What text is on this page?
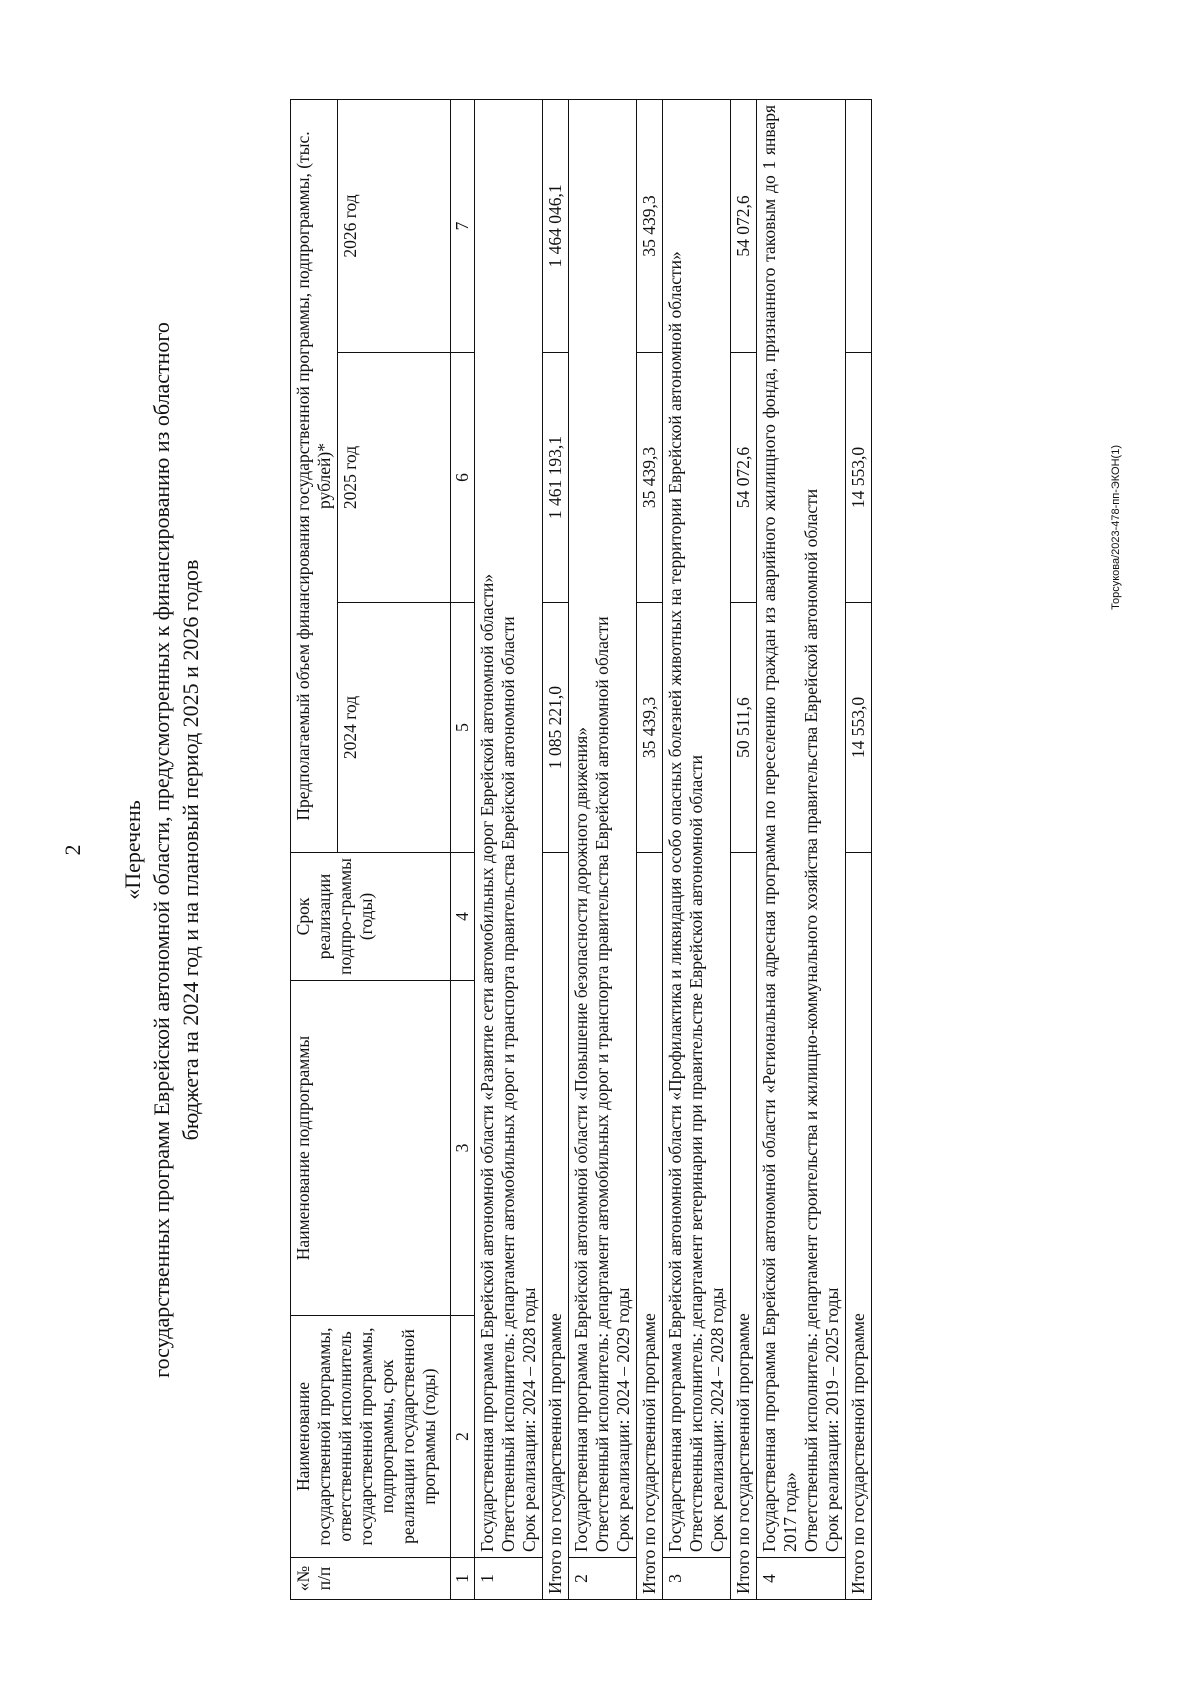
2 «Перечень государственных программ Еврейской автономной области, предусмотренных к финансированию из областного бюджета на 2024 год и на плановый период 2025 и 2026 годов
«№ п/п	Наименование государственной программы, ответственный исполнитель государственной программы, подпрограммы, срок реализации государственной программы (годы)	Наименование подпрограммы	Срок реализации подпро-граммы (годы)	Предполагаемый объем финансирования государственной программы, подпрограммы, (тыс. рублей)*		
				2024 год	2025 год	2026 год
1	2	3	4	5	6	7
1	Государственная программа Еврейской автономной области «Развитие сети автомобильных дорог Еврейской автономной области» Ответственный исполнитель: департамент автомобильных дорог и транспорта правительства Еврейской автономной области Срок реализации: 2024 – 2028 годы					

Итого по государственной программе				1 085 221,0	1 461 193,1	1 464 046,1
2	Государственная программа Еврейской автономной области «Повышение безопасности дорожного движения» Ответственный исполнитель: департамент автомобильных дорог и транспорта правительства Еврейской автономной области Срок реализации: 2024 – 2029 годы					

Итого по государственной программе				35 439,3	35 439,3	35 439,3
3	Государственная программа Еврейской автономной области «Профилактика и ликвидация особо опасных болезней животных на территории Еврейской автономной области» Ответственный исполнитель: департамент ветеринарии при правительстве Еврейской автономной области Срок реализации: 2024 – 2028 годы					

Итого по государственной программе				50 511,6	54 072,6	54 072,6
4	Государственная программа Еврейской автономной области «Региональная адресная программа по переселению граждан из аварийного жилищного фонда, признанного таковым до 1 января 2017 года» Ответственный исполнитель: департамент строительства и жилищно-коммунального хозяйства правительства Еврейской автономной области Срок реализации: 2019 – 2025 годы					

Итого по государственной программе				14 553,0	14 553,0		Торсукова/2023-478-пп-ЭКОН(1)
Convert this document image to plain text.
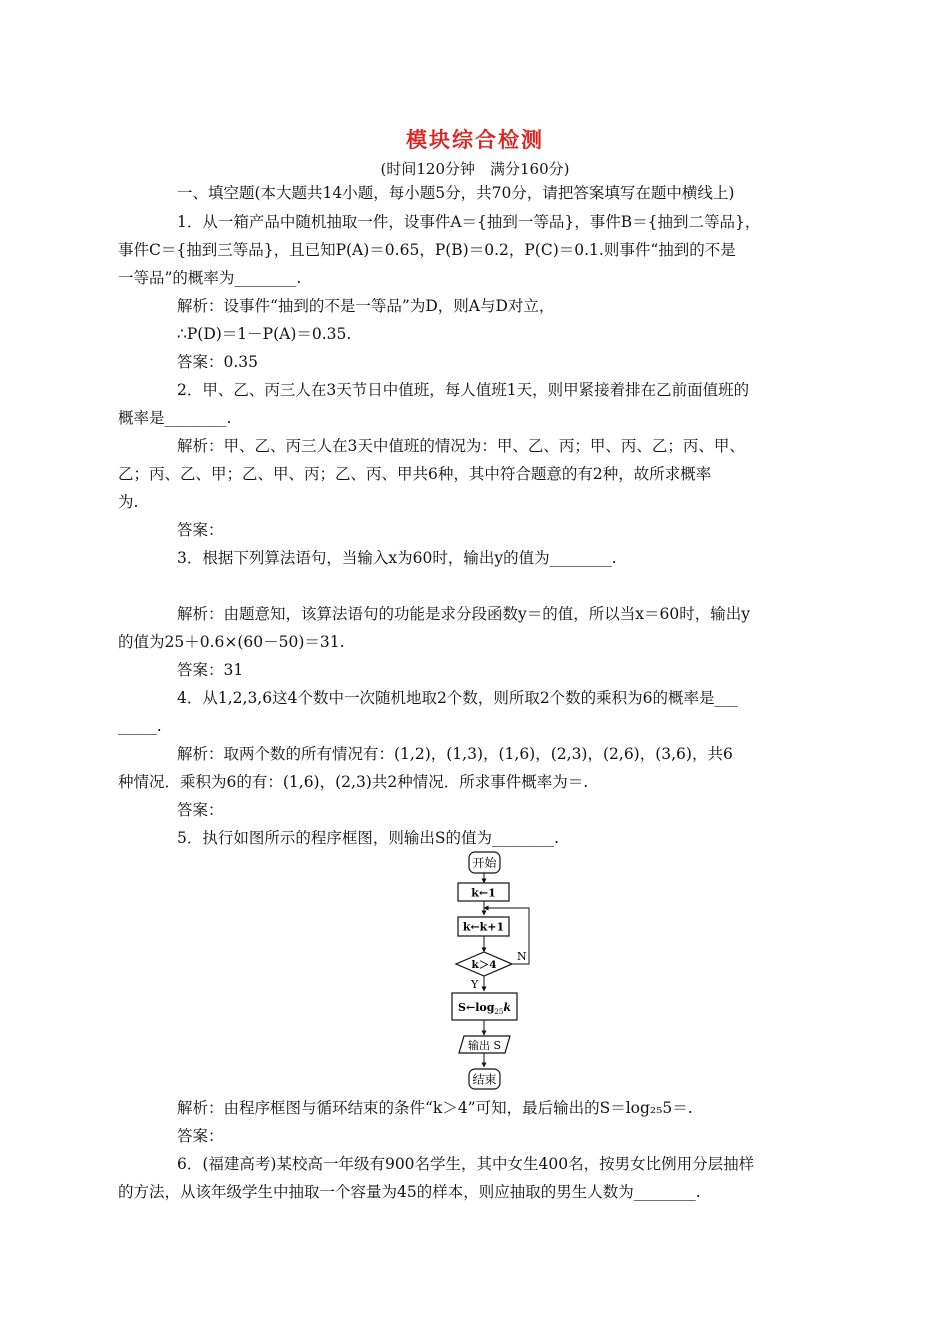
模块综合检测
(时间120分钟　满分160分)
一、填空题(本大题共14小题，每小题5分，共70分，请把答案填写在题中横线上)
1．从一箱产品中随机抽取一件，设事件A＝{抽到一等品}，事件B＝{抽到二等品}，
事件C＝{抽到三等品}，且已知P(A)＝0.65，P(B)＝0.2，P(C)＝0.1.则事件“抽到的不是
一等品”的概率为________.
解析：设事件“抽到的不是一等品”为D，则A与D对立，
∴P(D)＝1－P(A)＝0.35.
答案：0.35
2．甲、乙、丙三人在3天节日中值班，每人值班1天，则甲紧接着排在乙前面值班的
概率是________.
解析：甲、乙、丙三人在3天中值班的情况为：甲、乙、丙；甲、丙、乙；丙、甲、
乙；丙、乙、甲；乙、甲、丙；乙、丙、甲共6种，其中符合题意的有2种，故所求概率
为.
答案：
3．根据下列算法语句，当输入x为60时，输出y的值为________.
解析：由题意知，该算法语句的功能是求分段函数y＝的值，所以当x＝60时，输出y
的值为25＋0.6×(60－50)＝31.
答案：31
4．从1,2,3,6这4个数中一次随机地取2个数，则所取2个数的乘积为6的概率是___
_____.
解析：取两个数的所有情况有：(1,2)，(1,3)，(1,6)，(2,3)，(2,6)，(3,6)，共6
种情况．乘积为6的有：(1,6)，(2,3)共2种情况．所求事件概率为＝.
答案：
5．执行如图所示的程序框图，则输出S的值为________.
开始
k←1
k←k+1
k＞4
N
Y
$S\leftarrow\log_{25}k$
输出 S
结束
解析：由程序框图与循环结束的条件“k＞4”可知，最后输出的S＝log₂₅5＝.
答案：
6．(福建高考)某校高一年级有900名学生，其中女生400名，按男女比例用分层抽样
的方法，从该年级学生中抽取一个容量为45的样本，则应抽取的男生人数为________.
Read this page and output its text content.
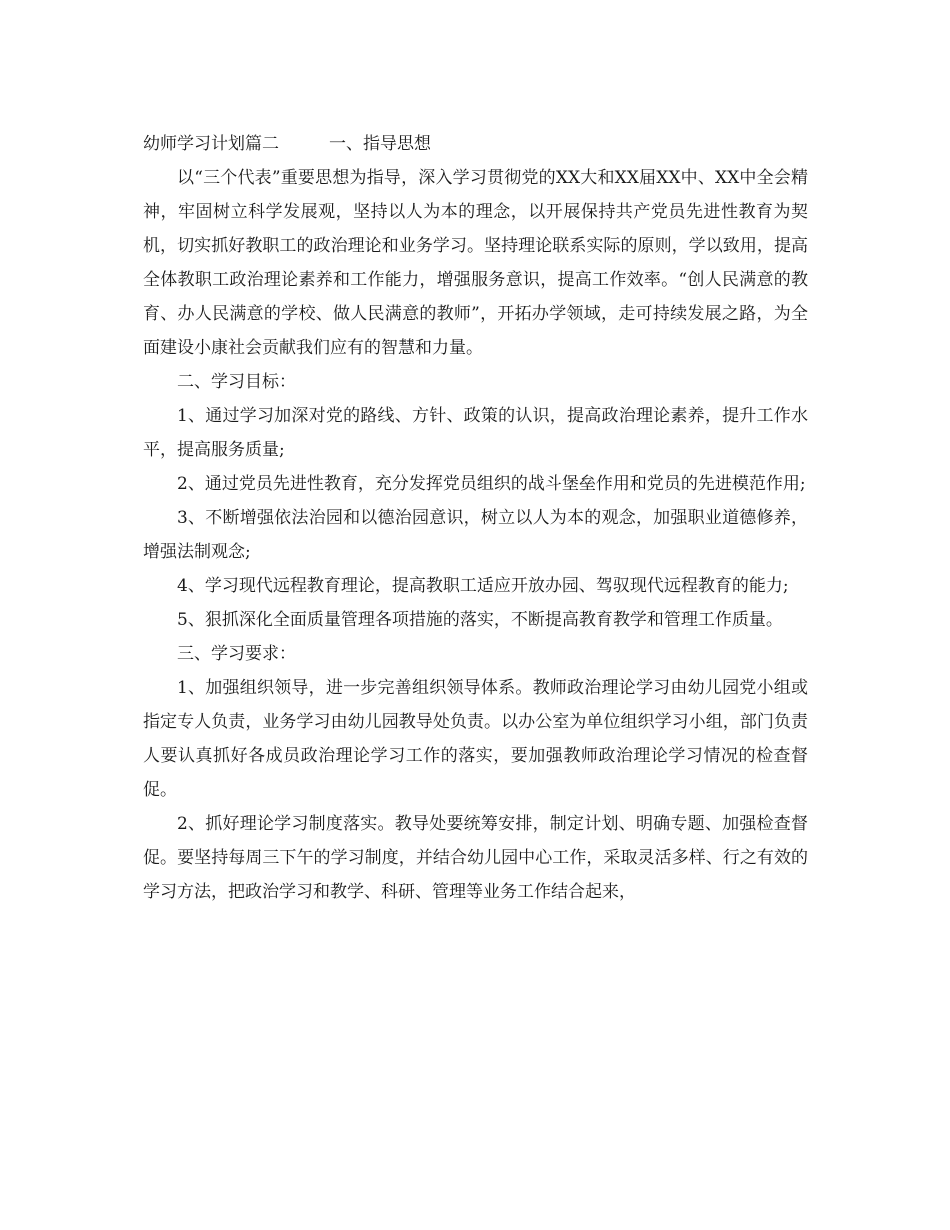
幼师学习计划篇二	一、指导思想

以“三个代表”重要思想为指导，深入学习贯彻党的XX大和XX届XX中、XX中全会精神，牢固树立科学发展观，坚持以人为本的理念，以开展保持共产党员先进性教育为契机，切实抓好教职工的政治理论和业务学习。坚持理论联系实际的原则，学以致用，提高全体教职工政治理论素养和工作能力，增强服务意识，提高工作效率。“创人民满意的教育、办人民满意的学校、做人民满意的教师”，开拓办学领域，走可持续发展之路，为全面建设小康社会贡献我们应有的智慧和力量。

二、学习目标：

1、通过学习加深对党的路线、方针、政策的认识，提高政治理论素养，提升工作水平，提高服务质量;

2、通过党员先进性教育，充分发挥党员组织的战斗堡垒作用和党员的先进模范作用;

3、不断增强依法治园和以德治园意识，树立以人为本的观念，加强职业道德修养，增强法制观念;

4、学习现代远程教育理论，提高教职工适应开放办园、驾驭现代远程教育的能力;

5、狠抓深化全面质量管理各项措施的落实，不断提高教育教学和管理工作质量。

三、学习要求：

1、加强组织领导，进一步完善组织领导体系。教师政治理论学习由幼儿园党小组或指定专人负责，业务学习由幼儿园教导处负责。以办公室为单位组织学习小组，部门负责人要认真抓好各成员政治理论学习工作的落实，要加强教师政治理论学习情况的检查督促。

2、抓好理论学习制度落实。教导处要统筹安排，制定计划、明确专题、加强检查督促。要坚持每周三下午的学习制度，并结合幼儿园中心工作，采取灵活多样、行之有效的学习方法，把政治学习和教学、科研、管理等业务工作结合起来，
========================================================================
▸ **Your goal**
Write out every line of the listing that holds the word "Итого".

▸ **Right answer**
Итого по государственной программе				1 085 221,0	1 461 193,1	1 464 046,1
Итого по государственной программе				35 439,3	35 439,3	35 439,3
Итого по государственной программе				50 511,6	54 072,6	54 072,6
Итого по государственной программе				14 553,0	14 553,0		Торсукова/2023-478-пп-ЭКОН(1)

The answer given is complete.